Written task |
Retype all the records with nothing changed.

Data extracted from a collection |
## Start

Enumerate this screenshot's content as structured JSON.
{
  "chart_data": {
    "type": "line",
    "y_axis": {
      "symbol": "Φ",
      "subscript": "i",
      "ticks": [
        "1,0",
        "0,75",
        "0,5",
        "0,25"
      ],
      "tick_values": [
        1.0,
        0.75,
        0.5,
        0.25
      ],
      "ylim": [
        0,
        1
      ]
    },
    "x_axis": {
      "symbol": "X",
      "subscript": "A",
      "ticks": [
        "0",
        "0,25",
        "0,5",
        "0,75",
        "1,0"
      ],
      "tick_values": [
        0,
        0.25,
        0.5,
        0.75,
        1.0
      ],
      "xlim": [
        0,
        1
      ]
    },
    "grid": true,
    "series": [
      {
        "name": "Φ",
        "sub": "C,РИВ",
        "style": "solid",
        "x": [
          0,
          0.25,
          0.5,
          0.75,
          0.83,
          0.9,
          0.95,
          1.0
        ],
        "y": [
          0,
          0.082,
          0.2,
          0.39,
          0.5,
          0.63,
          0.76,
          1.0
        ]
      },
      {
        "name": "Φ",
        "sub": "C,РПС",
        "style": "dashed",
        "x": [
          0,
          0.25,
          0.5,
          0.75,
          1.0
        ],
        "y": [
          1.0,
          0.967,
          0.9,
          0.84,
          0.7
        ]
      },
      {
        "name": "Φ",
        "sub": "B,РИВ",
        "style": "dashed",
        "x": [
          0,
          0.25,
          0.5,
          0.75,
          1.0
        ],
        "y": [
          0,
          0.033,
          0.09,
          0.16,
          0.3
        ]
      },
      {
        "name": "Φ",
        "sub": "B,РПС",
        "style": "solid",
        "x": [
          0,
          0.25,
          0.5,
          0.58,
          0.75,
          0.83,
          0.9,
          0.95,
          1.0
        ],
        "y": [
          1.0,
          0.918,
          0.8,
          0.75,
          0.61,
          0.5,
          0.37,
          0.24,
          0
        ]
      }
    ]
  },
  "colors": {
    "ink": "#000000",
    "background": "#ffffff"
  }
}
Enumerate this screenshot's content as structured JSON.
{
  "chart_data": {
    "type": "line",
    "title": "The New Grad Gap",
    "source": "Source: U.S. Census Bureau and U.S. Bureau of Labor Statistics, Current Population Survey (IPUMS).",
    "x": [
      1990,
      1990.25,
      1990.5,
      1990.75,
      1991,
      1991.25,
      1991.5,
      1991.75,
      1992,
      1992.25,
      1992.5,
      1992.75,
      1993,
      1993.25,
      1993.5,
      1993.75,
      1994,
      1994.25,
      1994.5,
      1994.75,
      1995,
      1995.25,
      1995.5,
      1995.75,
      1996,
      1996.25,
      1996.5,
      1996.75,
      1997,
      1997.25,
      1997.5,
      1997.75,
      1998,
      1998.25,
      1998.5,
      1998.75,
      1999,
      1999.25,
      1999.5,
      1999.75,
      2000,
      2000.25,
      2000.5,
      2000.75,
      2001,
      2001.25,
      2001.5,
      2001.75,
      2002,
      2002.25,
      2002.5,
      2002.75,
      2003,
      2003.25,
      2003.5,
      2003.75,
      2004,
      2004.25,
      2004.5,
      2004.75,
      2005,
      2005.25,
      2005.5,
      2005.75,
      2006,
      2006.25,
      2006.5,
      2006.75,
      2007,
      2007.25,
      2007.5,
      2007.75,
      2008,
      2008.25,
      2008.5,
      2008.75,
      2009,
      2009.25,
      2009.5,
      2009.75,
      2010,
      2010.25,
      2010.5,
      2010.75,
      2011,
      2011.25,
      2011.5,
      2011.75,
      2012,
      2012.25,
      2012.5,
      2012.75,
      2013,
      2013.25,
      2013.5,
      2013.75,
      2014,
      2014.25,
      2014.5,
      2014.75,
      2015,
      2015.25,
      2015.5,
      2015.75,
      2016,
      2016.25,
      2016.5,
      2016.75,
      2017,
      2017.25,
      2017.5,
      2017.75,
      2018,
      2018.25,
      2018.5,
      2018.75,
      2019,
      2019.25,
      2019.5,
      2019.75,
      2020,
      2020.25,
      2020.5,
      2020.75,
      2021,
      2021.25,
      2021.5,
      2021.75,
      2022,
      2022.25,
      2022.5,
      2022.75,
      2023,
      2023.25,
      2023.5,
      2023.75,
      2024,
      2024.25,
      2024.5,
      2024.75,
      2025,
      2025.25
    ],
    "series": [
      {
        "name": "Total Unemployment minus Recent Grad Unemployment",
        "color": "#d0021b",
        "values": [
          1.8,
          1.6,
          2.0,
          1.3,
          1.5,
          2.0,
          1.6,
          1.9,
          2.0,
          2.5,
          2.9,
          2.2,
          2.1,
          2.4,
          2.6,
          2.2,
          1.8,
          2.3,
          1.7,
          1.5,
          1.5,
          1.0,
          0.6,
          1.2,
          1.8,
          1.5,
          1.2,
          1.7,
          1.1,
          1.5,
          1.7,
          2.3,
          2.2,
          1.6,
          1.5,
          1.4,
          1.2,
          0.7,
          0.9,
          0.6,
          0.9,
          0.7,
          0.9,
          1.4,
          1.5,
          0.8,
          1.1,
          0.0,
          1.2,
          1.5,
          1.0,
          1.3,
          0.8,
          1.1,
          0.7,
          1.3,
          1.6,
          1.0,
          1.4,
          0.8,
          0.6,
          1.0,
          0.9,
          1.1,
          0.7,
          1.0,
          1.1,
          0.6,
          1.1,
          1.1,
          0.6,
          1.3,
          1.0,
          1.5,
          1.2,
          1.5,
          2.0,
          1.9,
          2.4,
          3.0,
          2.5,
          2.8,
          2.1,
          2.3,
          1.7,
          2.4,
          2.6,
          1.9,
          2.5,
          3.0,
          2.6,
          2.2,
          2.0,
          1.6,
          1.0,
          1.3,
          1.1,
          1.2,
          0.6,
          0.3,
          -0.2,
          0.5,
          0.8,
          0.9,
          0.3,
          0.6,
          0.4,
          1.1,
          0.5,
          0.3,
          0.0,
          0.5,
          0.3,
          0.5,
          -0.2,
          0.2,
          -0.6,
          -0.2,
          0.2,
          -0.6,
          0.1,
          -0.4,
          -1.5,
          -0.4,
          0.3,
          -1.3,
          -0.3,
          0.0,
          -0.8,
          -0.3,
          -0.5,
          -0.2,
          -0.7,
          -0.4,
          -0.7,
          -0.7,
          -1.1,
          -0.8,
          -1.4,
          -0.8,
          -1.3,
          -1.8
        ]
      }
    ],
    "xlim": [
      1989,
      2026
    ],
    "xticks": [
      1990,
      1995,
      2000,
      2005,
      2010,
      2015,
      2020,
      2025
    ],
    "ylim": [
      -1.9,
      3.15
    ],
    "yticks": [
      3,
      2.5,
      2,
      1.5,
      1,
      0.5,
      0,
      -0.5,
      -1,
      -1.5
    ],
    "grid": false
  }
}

## End

Exercise answer |
Enumerate this screenshot's content as structured JSON.
{
  "chart_data": {
    "type": "line",
    "y_axis": {
      "symbol": "Φ",
      "subscript": "i",
      "ticks": [
        "1,0",
        "0,75",
        "0,5",
        "0,25"
      ],
      "tick_values": [
        1.0,
        0.75,
        0.5,
        0.25
      ],
      "ylim": [
        0,
        1
      ]
    },
    "x_axis": {
      "symbol": "X",
      "subscript": "A",
      "ticks": [
        "0",
        "0,25",
        "0,5",
        "0,75",
        "1,0"
      ],
      "tick_values": [
        0,
        0.25,
        0.5,
        0.75,
        1.0
      ],
      "xlim": [
        0,
        1
      ]
    },
    "grid": true,
    "series": [
      {
        "name": "Φ",
        "sub": "C,РИВ",
        "style": "solid",
        "x": [
          0,
          0.25,
          0.5,
          0.75,
          0.83,
          0.9,
          0.95,
          1.0
        ],
        "y": [
          0,
          0.082,
          0.2,
          0.39,
          0.5,
          0.63,
          0.76,
          1.0
        ]
      },
      {
        "name": "Φ",
        "sub": "C,РПС",
        "style": "dashed",
        "x": [
          0,
          0.25,
          0.5,
          0.75,
          1.0
        ],
        "y": [
          1.0,
          0.967,
          0.9,
          0.84,
          0.7
        ]
      },
      {
        "name": "Φ",
        "sub": "B,РИВ",
        "style": "dashed",
        "x": [
          0,
          0.25,
          0.5,
          0.75,
          1.0
        ],
        "y": [
          0,
          0.033,
          0.09,
          0.16,
          0.3
        ]
      },
      {
        "name": "Φ",
        "sub": "B,РПС",
        "style": "solid",
        "x": [
          0,
          0.25,
          0.5,
          0.58,
          0.75,
          0.83,
          0.9,
          0.95,
          1.0
        ],
        "y": [
          1.0,
          0.918,
          0.8,
          0.75,
          0.61,
          0.5,
          0.37,
          0.24,
          0
        ]
      }
    ]
  },
  "colors": {
    "ink": "#000000",
    "background": "#ffffff"
  }
}
Enumerate this screenshot's content as structured JSON.
{
  "chart_data": {
    "type": "line",
    "title": "The New Grad Gap",
    "source": "Source: U.S. Census Bureau and U.S. Bureau of Labor Statistics, Current Population Survey (IPUMS).",
    "x": [
      1990,
      1990.25,
      1990.5,
      1990.75,
      1991,
      1991.25,
      1991.5,
      1991.75,
      1992,
      1992.25,
      1992.5,
      1992.75,
      1993,
      1993.25,
      1993.5,
      1993.75,
      1994,
      1994.25,
      1994.5,
      1994.75,
      1995,
      1995.25,
      1995.5,
      1995.75,
      1996,
      1996.25,
      1996.5,
      1996.75,
      1997,
      1997.25,
      1997.5,
      1997.75,
      1998,
      1998.25,
      1998.5,
      1998.75,
      1999,
      1999.25,
      1999.5,
      1999.75,
      2000,
      2000.25,
      2000.5,
      2000.75,
      2001,
      2001.25,
      2001.5,
      2001.75,
      2002,
      2002.25,
      2002.5,
      2002.75,
      2003,
      2003.25,
      2003.5,
      2003.75,
      2004,
      2004.25,
      2004.5,
      2004.75,
      2005,
      2005.25,
      2005.5,
      2005.75,
      2006,
      2006.25,
      2006.5,
      2006.75,
      2007,
      2007.25,
      2007.5,
      2007.75,
      2008,
      2008.25,
      2008.5,
      2008.75,
      2009,
      2009.25,
      2009.5,
      2009.75,
      2010,
      2010.25,
      2010.5,
      2010.75,
      2011,
      2011.25,
      2011.5,
      2011.75,
      2012,
      2012.25,
      2012.5,
      2012.75,
      2013,
      2013.25,
      2013.5,
      2013.75,
      2014,
      2014.25,
      2014.5,
      2014.75,
      2015,
      2015.25,
      2015.5,
      2015.75,
      2016,
      2016.25,
      2016.5,
      2016.75,
      2017,
      2017.25,
      2017.5,
      2017.75,
      2018,
      2018.25,
      2018.5,
      2018.75,
      2019,
      2019.25,
      2019.5,
      2019.75,
      2020,
      2020.25,
      2020.5,
      2020.75,
      2021,
      2021.25,
      2021.5,
      2021.75,
      2022,
      2022.25,
      2022.5,
      2022.75,
      2023,
      2023.25,
      2023.5,
      2023.75,
      2024,
      2024.25,
      2024.5,
      2024.75,
      2025,
      2025.25
    ],
    "series": [
      {
        "name": "Total Unemployment minus Recent Grad Unemployment",
        "color": "#d0021b",
        "values": [
          1.8,
          1.6,
          2.0,
          1.3,
          1.5,
          2.0,
          1.6,
          1.9,
          2.0,
          2.5,
          2.9,
          2.2,
          2.1,
          2.4,
          2.6,
          2.2,
          1.8,
          2.3,
          1.7,
          1.5,
          1.5,
          1.0,
          0.6,
          1.2,
          1.8,
          1.5,
          1.2,
          1.7,
          1.1,
          1.5,
          1.7,
          2.3,
          2.2,
          1.6,
          1.5,
          1.4,
          1.2,
          0.7,
          0.9,
          0.6,
          0.9,
          0.7,
          0.9,
          1.4,
          1.5,
          0.8,
          1.1,
          0.0,
          1.2,
          1.5,
          1.0,
          1.3,
          0.8,
          1.1,
          0.7,
          1.3,
          1.6,
          1.0,
          1.4,
          0.8,
          0.6,
          1.0,
          0.9,
          1.1,
          0.7,
          1.0,
          1.1,
          0.6,
          1.1,
          1.1,
          0.6,
          1.3,
          1.0,
          1.5,
          1.2,
          1.5,
          2.0,
          1.9,
          2.4,
          3.0,
          2.5,
          2.8,
          2.1,
          2.3,
          1.7,
          2.4,
          2.6,
          1.9,
          2.5,
          3.0,
          2.6,
          2.2,
          2.0,
          1.6,
          1.0,
          1.3,
          1.1,
          1.2,
          0.6,
          0.3,
          -0.2,
          0.5,
          0.8,
          0.9,
          0.3,
          0.6,
          0.4,
          1.1,
          0.5,
          0.3,
          0.0,
          0.5,
          0.3,
          0.5,
          -0.2,
          0.2,
          -0.6,
          -0.2,
          0.2,
          -0.6,
          0.1,
          -0.4,
          -1.5,
          -0.4,
          0.3,
          -1.3,
          -0.3,
          0.0,
          -0.8,
          -0.3,
          -0.5,
          -0.2,
          -0.7,
          -0.4,
          -0.7,
          -0.7,
          -1.1,
          -0.8,
          -1.4,
          -0.8,
          -1.3,
          -1.8
        ]
      }
    ],
    "xlim": [
      1989,
      2026
    ],
    "xticks": [
      1990,
      1995,
      2000,
      2005,
      2010,
      2015,
      2020,
      2025
    ],
    "ylim": [
      -1.9,
      3.15
    ],
    "yticks": [
      3,
      2.5,
      2,
      1.5,
      1,
      0.5,
      0,
      -0.5,
      -1,
      -1.5
    ],
    "grid": false
  }
}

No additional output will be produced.